#### Task objective:
Seek out every line containing the word "ylabel", and copy each.

#### Record set:
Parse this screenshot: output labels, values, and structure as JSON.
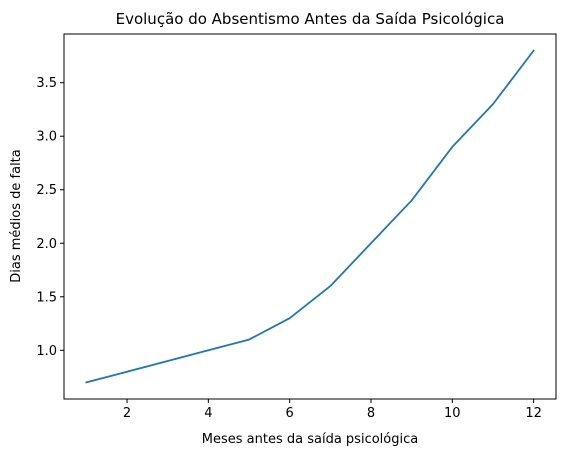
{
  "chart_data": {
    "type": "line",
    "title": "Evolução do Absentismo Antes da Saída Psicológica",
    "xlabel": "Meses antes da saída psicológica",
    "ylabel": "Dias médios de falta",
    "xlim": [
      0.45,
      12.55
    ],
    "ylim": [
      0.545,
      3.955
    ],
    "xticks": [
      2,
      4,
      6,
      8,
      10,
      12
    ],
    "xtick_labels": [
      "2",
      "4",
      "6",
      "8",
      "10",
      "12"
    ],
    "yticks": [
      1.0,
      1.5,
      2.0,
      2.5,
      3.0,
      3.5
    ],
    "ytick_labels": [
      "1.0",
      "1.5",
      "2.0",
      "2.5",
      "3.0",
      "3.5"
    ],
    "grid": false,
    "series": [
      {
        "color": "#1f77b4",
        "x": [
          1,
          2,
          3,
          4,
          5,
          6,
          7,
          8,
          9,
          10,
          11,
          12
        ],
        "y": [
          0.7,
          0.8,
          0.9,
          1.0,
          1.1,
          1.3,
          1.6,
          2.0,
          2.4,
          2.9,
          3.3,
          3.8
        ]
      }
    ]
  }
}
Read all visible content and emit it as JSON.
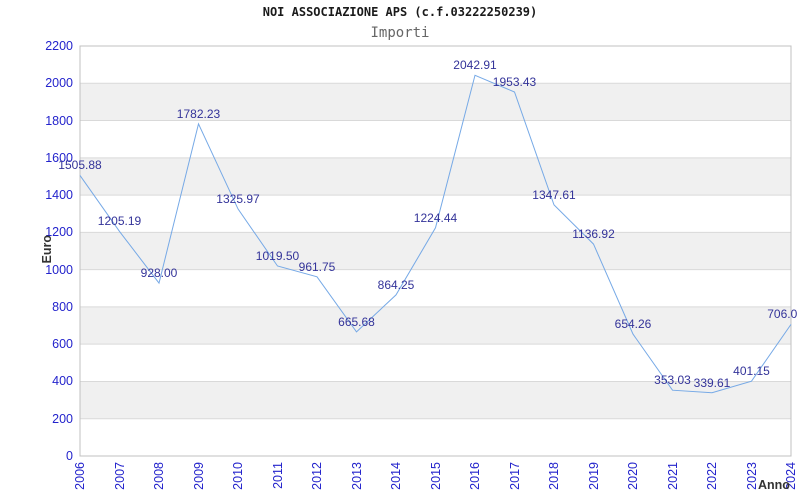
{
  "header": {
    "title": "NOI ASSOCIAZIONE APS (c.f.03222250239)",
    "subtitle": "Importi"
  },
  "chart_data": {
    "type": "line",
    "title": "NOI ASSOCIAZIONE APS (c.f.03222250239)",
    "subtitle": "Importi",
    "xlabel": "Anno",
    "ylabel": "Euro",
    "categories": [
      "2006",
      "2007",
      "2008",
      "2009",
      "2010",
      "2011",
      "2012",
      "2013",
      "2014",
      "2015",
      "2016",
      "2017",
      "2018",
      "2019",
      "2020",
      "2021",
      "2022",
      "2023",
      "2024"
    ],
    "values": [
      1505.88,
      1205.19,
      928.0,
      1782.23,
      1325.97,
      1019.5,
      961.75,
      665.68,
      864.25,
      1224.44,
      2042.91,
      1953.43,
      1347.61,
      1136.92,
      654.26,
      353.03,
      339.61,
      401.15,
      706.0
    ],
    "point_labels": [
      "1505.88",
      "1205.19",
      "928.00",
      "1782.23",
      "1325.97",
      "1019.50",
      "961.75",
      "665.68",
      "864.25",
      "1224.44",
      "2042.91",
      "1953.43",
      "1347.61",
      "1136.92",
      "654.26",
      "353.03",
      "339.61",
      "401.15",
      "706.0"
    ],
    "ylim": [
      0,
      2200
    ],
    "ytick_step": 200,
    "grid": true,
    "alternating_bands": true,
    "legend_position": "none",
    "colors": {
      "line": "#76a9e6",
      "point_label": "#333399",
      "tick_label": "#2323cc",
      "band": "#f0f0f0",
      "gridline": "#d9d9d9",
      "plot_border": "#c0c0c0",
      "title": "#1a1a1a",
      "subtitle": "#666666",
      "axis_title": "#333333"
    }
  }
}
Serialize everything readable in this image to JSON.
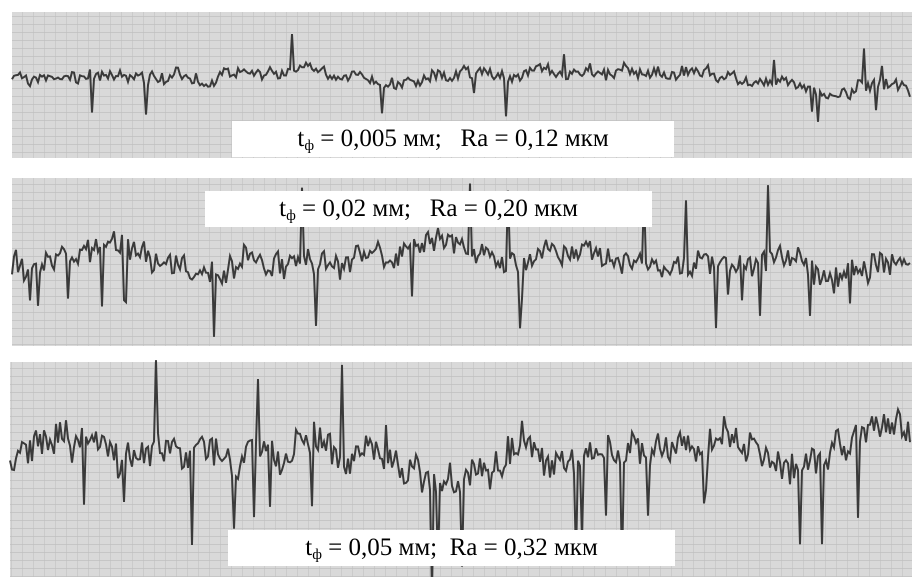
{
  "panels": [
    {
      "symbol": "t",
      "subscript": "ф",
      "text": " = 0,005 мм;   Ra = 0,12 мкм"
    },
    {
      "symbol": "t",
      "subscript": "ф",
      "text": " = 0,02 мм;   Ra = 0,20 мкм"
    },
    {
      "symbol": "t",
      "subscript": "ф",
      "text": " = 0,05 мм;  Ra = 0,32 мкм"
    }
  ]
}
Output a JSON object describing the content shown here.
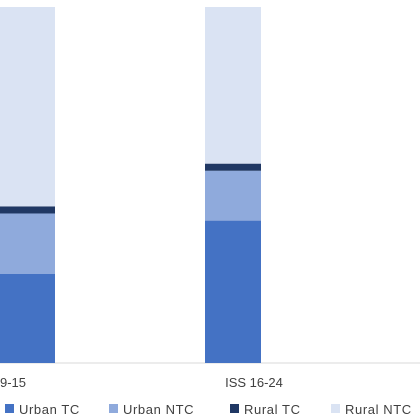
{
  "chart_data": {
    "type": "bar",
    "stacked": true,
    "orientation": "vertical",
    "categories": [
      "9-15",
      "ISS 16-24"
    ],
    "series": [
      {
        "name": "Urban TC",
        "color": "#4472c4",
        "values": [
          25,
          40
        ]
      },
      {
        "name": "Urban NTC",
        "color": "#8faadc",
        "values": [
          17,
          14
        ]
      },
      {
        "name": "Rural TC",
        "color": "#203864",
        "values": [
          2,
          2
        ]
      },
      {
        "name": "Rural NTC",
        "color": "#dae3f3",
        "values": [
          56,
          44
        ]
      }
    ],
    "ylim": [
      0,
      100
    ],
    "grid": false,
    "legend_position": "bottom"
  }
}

#### Solution to the problem:
    "ylabel": "Dias médios de falta",
    "ylabel": "Euro",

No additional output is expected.